Required work :: Please reproduce every line of the records below without any changes, leaving out the pictures.

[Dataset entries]
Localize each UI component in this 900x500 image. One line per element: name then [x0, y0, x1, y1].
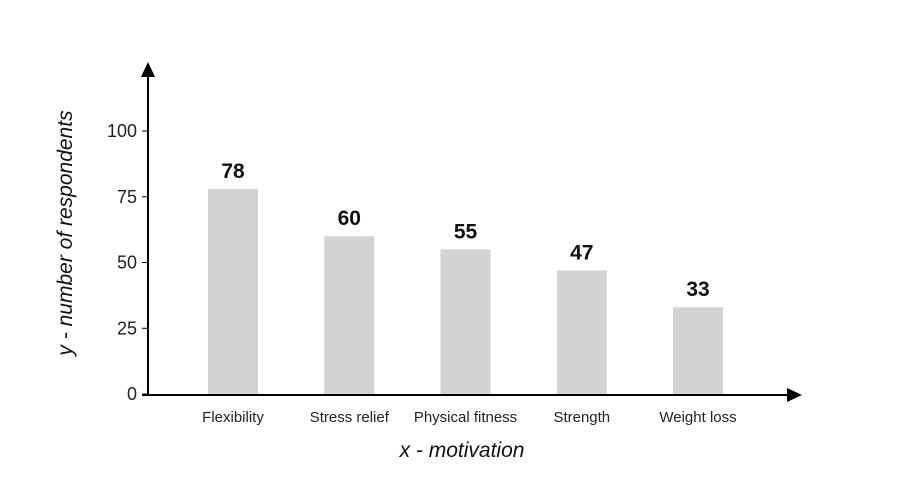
- y-axis-tick-label: 25: [117, 318, 137, 338]
- y-axis-arrow-icon: [141, 62, 155, 77]
- x-axis-category-label: Weight loss: [659, 409, 736, 426]
- bar-value-label: 78: [221, 160, 245, 183]
- x-axis-arrow-icon: [787, 388, 802, 402]
- y-axis-tick-label: 0: [127, 384, 137, 404]
- x-axis-categories: Flexibility Stress relief Physical fitness…: [202, 409, 736, 426]
- bar: [440, 249, 491, 394]
- x-axis-category-label: Stress relief: [310, 409, 390, 426]
- y-axis-tick-label: 75: [117, 187, 137, 207]
- y-axis-title: y - number of respondents: [54, 110, 77, 358]
- x-axis-category-label: Physical fitness: [414, 409, 517, 426]
- y-axis-ticks: 0 25 50 75 100: [107, 121, 148, 404]
- x-axis-category-label: Strength: [553, 409, 610, 426]
- bar: [324, 236, 375, 394]
- data-labels: 78 60 55 47 33: [221, 160, 709, 301]
- bar: [556, 270, 607, 394]
- bar-value-label: 47: [570, 241, 593, 264]
- bar-value-label: 60: [338, 207, 361, 230]
- x-axis-category-label: Flexibility: [202, 409, 264, 426]
- bar: [673, 307, 723, 394]
- y-axis-tick-label: 50: [117, 253, 137, 273]
- y-axis-tick-label: 100: [107, 121, 137, 141]
- bars: [208, 188, 723, 394]
- bar: [208, 188, 258, 394]
- bar-value-label: 55: [454, 220, 478, 243]
- bar-value-label: 33: [686, 278, 709, 301]
- x-axis-title: x - motivation: [399, 439, 525, 462]
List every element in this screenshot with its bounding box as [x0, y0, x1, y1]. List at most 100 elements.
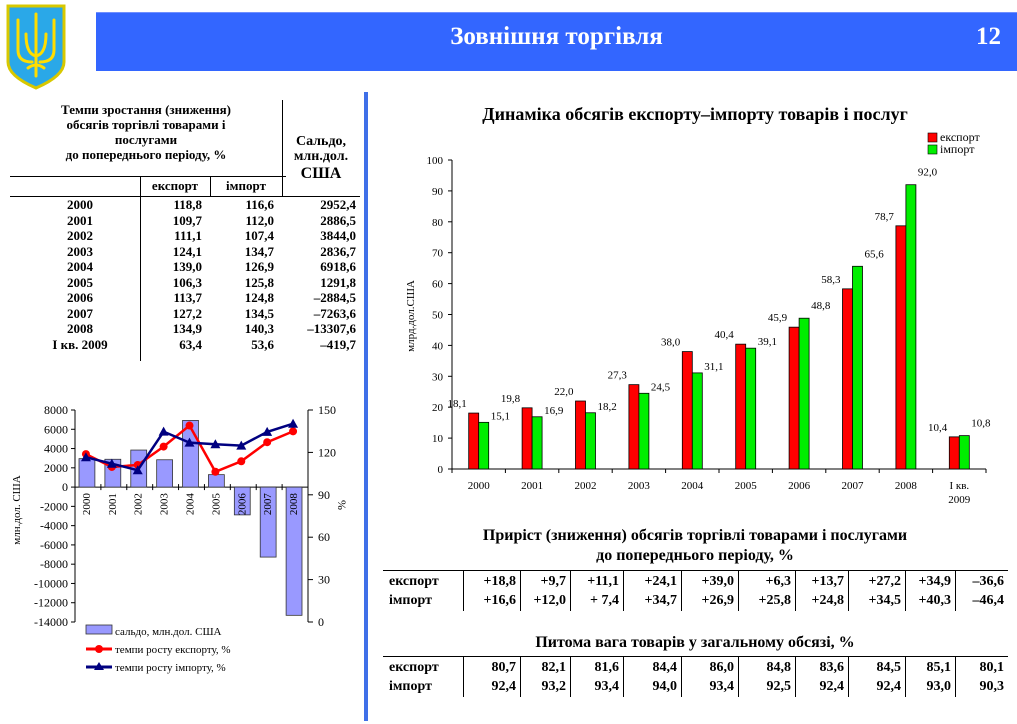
export-value-label: 19,8: [501, 393, 521, 405]
table-column-divider: [520, 657, 521, 697]
page-number: 12: [976, 23, 1001, 50]
export-bar: [842, 288, 853, 470]
import-rate-point: [106, 458, 117, 468]
saldo-bar: [182, 420, 199, 488]
import-value-label: 48,8: [811, 300, 831, 312]
import-rate-point: [288, 418, 299, 428]
import-rate-point: [80, 452, 91, 462]
import-value-label: 24,5: [651, 381, 671, 393]
left-y-tick-label: -2000: [40, 499, 68, 513]
cell-export: 63,4: [179, 336, 202, 352]
col-export-header: експорт: [151, 178, 199, 193]
export-bar: [681, 351, 693, 470]
right-y-tick-label: 0: [318, 615, 324, 629]
rate-table-divider: [282, 100, 283, 196]
right-y-tick-label: 30: [318, 573, 330, 587]
cell-saldo: 1291,8: [320, 274, 356, 290]
table-cell: +16,6: [483, 593, 516, 608]
table-column-divider: [848, 657, 849, 697]
table-cell: +27,2: [868, 574, 901, 589]
growth-table: експорт +18,8 +9,7 +11,1 +24,1 +39,0 +6,3 +13,7…: [383, 570, 1008, 612]
rate-table-divider: [210, 176, 211, 196]
y-tick-label: 30: [432, 371, 444, 383]
import-bar: [638, 392, 650, 470]
table-row: експорт +18,8 +9,7 +11,1 +24,1 +39,0 +6,3 +13,7…: [383, 572, 1008, 591]
import-rate-point: [132, 465, 143, 475]
rate-table-row: 2008 134,9 140,3 –13307,6: [10, 321, 360, 336]
cell-export: 106,3: [172, 274, 202, 290]
export-value-label: 40,4: [714, 329, 734, 341]
cell-import: 107,4: [244, 228, 274, 243]
table-cell: +25,8: [758, 593, 791, 608]
table-column-divider: [905, 571, 906, 611]
table-cell: + 7,4: [590, 593, 619, 608]
table-cell: +13,7: [811, 574, 844, 589]
x-tick-label: 2004: [185, 493, 197, 516]
export-rate-point: [237, 457, 246, 466]
x-tick-label: 2008: [288, 493, 300, 516]
vertical-separator: [364, 92, 368, 721]
left-y-tick-label: -12000: [34, 596, 68, 610]
import-bar: [691, 372, 703, 470]
x-tick-label: 2005: [210, 493, 222, 516]
x-tick-label: 2003: [159, 493, 171, 516]
y-tick-label: 60: [432, 279, 444, 291]
growth-title-line: Приріст (зниження) обсягів торгівлі това…: [482, 527, 908, 544]
export-value-label: 58,3: [821, 274, 841, 286]
table-cell: 83,6: [819, 660, 845, 675]
left-y-tick-label: 2000: [44, 461, 68, 475]
rate-table: Темпи зростання (зниження) обсягів торгі…: [10, 100, 360, 365]
export-rate-point: [159, 442, 168, 451]
table-cell: +39,0: [701, 574, 734, 589]
rate-table-title-line: послугами: [114, 132, 178, 147]
table-cell: –46,4: [972, 593, 1005, 608]
export-value-label: 22,0: [554, 386, 574, 398]
rate-table-row: I кв. 2009 63,4 53,6 –419,7: [10, 337, 360, 352]
table-row: експорт 80,7 82,1 81,6 84,4 86,0 84,8 83,6 84,5 8…: [383, 658, 1008, 677]
table-row: імпорт +16,6 +12,0 + 7,4 +34,7 +26,9 +25,8 +24,…: [383, 591, 1008, 610]
import-bar: [745, 347, 757, 470]
left-y-tick-label: -4000: [40, 519, 68, 533]
rate-table-row: 2007 127,2 134,5 –7263,6: [10, 306, 360, 321]
import-bar: [585, 412, 596, 470]
x-tick-label: 2005: [735, 480, 758, 492]
row-label: експорт: [389, 660, 439, 675]
table-cell: +34,7: [644, 593, 677, 608]
cell-period: 2008: [67, 321, 93, 336]
table-column-divider: [955, 571, 956, 611]
table-column-divider: [681, 571, 682, 611]
export-rate-point: [185, 421, 194, 430]
cell-saldo: –2884,5: [313, 290, 356, 305]
export-bar: [521, 407, 533, 470]
cell-import: 134,7: [244, 243, 274, 259]
table-column-divider: [795, 571, 796, 611]
x-tick-label: 2003: [628, 480, 651, 492]
legend-import-swatch: [927, 144, 938, 155]
x-tick-label: 2007: [842, 480, 865, 492]
table-cell: 85,1: [926, 660, 952, 675]
export-value-label: 78,7: [875, 211, 895, 223]
cell-export: 111,1: [174, 228, 202, 243]
rate-table-title: Темпи зростання (зниження) обсягів торгі…: [10, 102, 282, 162]
table-cell: +26,9: [701, 593, 734, 608]
table-cell: 94,0: [652, 679, 678, 694]
export-value-label: 45,9: [768, 312, 788, 324]
saldo-header: Сальдо, млн.дол. США: [282, 134, 360, 184]
table-cell: 92,4: [819, 679, 845, 694]
cell-period: I кв. 2009: [52, 336, 108, 352]
rate-table-title-line: до попереднього періоду, %: [65, 147, 227, 162]
export-rate-point: [263, 438, 272, 447]
x-tick-label: 2002: [133, 493, 145, 515]
coat-of-arms-icon: [6, 4, 66, 90]
cell-export: 127,2: [172, 305, 202, 321]
import-bar: [531, 416, 543, 470]
cell-export: 113,7: [173, 290, 202, 305]
x-tick-label: 2002: [575, 480, 597, 492]
right-y-tick-label: 90: [318, 488, 330, 502]
legend-label: імпорт: [940, 142, 975, 156]
export-value-label: 38,0: [661, 337, 681, 349]
cell-import: 126,9: [244, 259, 274, 274]
x-tick-label: 2007: [262, 493, 274, 516]
cell-saldo: 3844,0: [320, 228, 356, 243]
rate-table-row: 2000 118,8 116,6 2952,4: [10, 197, 360, 212]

Written solution ::
Localize each UI component in this 900x500 image. One line per element: name then [x0, y0, x1, y1].
- y-axis-tick-label: 25: [117, 318, 137, 338]
- y-axis-arrow-icon: [141, 62, 155, 77]
- x-axis-category-label: Weight loss: [659, 409, 736, 426]
- bar-value-label: 78: [221, 160, 245, 183]
- x-axis-arrow-icon: [787, 388, 802, 402]
- y-axis-tick-label: 0: [127, 384, 137, 404]
- x-axis-categories: Flexibility Stress relief Physical fitness…: [202, 409, 736, 426]
- bar: [440, 249, 491, 394]
- x-axis-category-label: Stress relief: [310, 409, 390, 426]
- y-axis-tick-label: 75: [117, 187, 137, 207]
- y-axis-title: y - number of respondents: [54, 110, 77, 358]
- x-axis-category-label: Physical fitness: [414, 409, 517, 426]
- y-axis-ticks: 0 25 50 75 100: [107, 121, 148, 404]
- x-axis-category-label: Strength: [553, 409, 610, 426]
- bar: [324, 236, 375, 394]
- data-labels: 78 60 55 47 33: [221, 160, 709, 301]
- bar: [556, 270, 607, 394]
- bar-value-label: 47: [570, 241, 593, 264]
- bar-value-label: 60: [338, 207, 361, 230]
- x-axis-category-label: Flexibility: [202, 409, 264, 426]
- bar: [673, 307, 723, 394]
- y-axis-tick-label: 50: [117, 253, 137, 273]
- y-axis-tick-label: 100: [107, 121, 137, 141]
- bars: [208, 188, 723, 394]
- bar: [208, 188, 258, 394]
- bar-value-label: 55: [454, 220, 478, 243]
- bar-value-label: 33: [686, 278, 709, 301]
- x-axis-title: x - motivation: [399, 439, 525, 462]
List every element in this screenshot with its bounding box as [x0, y0, x1, y1]. List at most 100 elements.
export-value-label: 19,8: [501, 393, 521, 405]
table-column-divider: [520, 657, 521, 697]
page-number: 12: [976, 23, 1001, 50]
export-bar: [842, 288, 853, 470]
import-rate-point: [106, 458, 117, 468]
saldo-bar: [182, 420, 199, 488]
import-value-label: 48,8: [811, 300, 831, 312]
import-rate-point: [288, 418, 299, 428]
import-rate-point: [80, 452, 91, 462]
import-value-label: 24,5: [651, 381, 671, 393]
left-y-tick-label: -2000: [40, 499, 68, 513]
cell-export: 63,4: [179, 336, 202, 352]
col-export-header: експорт: [151, 178, 199, 193]
export-bar: [681, 351, 693, 470]
right-y-tick-label: 0: [318, 615, 324, 629]
rate-table-divider: [282, 100, 283, 196]
right-y-tick-label: 30: [318, 573, 330, 587]
cell-saldo: 1291,8: [320, 274, 356, 290]
table-cell: +16,6: [483, 593, 516, 608]
table-column-divider: [848, 657, 849, 697]
table-cell: +27,2: [868, 574, 901, 589]
growth-table: експорт +18,8 +9,7 +11,1 +24,1 +39,0 +6,3 +13,7…: [383, 570, 1008, 612]
rate-table-divider: [210, 176, 211, 196]
y-tick-label: 30: [432, 371, 444, 383]
import-bar: [638, 392, 650, 470]
table-row: експорт +18,8 +9,7 +11,1 +24,1 +39,0 +6,3 +13,7…: [383, 572, 1008, 591]
import-rate-point: [132, 465, 143, 475]
rate-table-row: 2008 134,9 140,3 –13307,6: [10, 321, 360, 336]
cell-export: 106,3: [172, 274, 202, 290]
export-value-label: 40,4: [714, 329, 734, 341]
cell-import: 107,4: [244, 228, 274, 243]
table-cell: +25,8: [758, 593, 791, 608]
table-column-divider: [905, 571, 906, 611]
table-cell: + 7,4: [590, 593, 619, 608]
table-cell: +13,7: [811, 574, 844, 589]
x-tick-label: 2004: [185, 493, 197, 516]
export-rate-point: [237, 457, 246, 466]
x-tick-label: 2008: [288, 493, 300, 516]
vertical-separator: [364, 92, 368, 721]
left-y-tick-label: -12000: [34, 596, 68, 610]
import-bar: [691, 372, 703, 470]
x-tick-label: 2005: [210, 493, 222, 516]
x-tick-label: 2003: [159, 493, 171, 516]
y-tick-label: 60: [432, 279, 444, 291]
growth-title-line: Приріст (зниження) обсягів торгівлі това…: [482, 527, 908, 544]
export-value-label: 58,3: [821, 274, 841, 286]
table-cell: 83,6: [819, 660, 845, 675]
left-y-tick-label: 2000: [44, 461, 68, 475]
rate-table: Темпи зростання (зниження) обсягів торгі…: [10, 100, 360, 365]
export-rate-point: [159, 442, 168, 451]
table-cell: +39,0: [701, 574, 734, 589]
rate-table-title-line: послугами: [114, 132, 178, 147]
table-cell: –46,4: [972, 593, 1005, 608]
export-value-label: 22,0: [554, 386, 574, 398]
rate-table-row: I кв. 2009 63,4 53,6 –419,7: [10, 337, 360, 352]
table-row: експорт 80,7 82,1 81,6 84,4 86,0 84,8 83,6 84,5 8…: [383, 658, 1008, 677]
table-row: імпорт +16,6 +12,0 + 7,4 +34,7 +26,9 +25,8 +24,…: [383, 591, 1008, 610]
import-bar: [745, 347, 757, 470]
left-y-tick-label: -4000: [40, 519, 68, 533]
rate-table-row: 2007 127,2 134,5 –7263,6: [10, 306, 360, 321]
import-bar: [585, 412, 596, 470]
x-tick-label: 2005: [735, 480, 758, 492]
row-label: експорт: [389, 660, 439, 675]
table-cell: +34,7: [644, 593, 677, 608]
cell-period: 2008: [67, 321, 93, 336]
table-column-divider: [955, 571, 956, 611]
table-column-divider: [681, 571, 682, 611]
export-rate-point: [185, 421, 194, 430]
cell-saldo: –2884,5: [313, 290, 356, 305]
export-bar: [521, 407, 533, 470]
cell-import: 134,7: [244, 243, 274, 259]
table-column-divider: [795, 571, 796, 611]
x-tick-label: 2003: [628, 480, 651, 492]
legend-import-swatch: [927, 144, 938, 155]
x-tick-label: 2007: [842, 480, 865, 492]
table-cell: 85,1: [926, 660, 952, 675]
export-value-label: 78,7: [875, 211, 895, 223]
cell-export: 111,1: [174, 228, 202, 243]
rate-table-title: Темпи зростання (зниження) обсягів торгі…: [10, 102, 282, 162]
table-cell: +26,9: [701, 593, 734, 608]
table-cell: 94,0: [652, 679, 678, 694]
export-value-label: 45,9: [768, 312, 788, 324]
saldo-header: Сальдо, млн.дол. США: [282, 134, 360, 184]
table-cell: 92,4: [819, 679, 845, 694]
cell-period: I кв. 2009: [52, 336, 108, 352]
rate-table-title-line: до попереднього періоду, %: [65, 147, 227, 162]
export-rate-point: [263, 438, 272, 447]
x-tick-label: 2002: [133, 493, 145, 515]
coat-of-arms-icon: [6, 4, 66, 90]
cell-export: 127,2: [172, 305, 202, 321]
import-bar: [531, 416, 543, 470]
cell-export: 113,7: [173, 290, 202, 305]
x-tick-label: 2002: [575, 480, 597, 492]
right-y-tick-label: 90: [318, 488, 330, 502]
legend-label: імпорт: [940, 142, 975, 156]
export-value-label: 38,0: [661, 337, 681, 349]
cell-import: 126,9: [244, 259, 274, 274]
x-tick-label: 2007: [262, 493, 274, 516]
cell-saldo: 3844,0: [320, 228, 356, 243]
rate-table-row: 2000 118,8 116,6 2952,4: [10, 197, 360, 212]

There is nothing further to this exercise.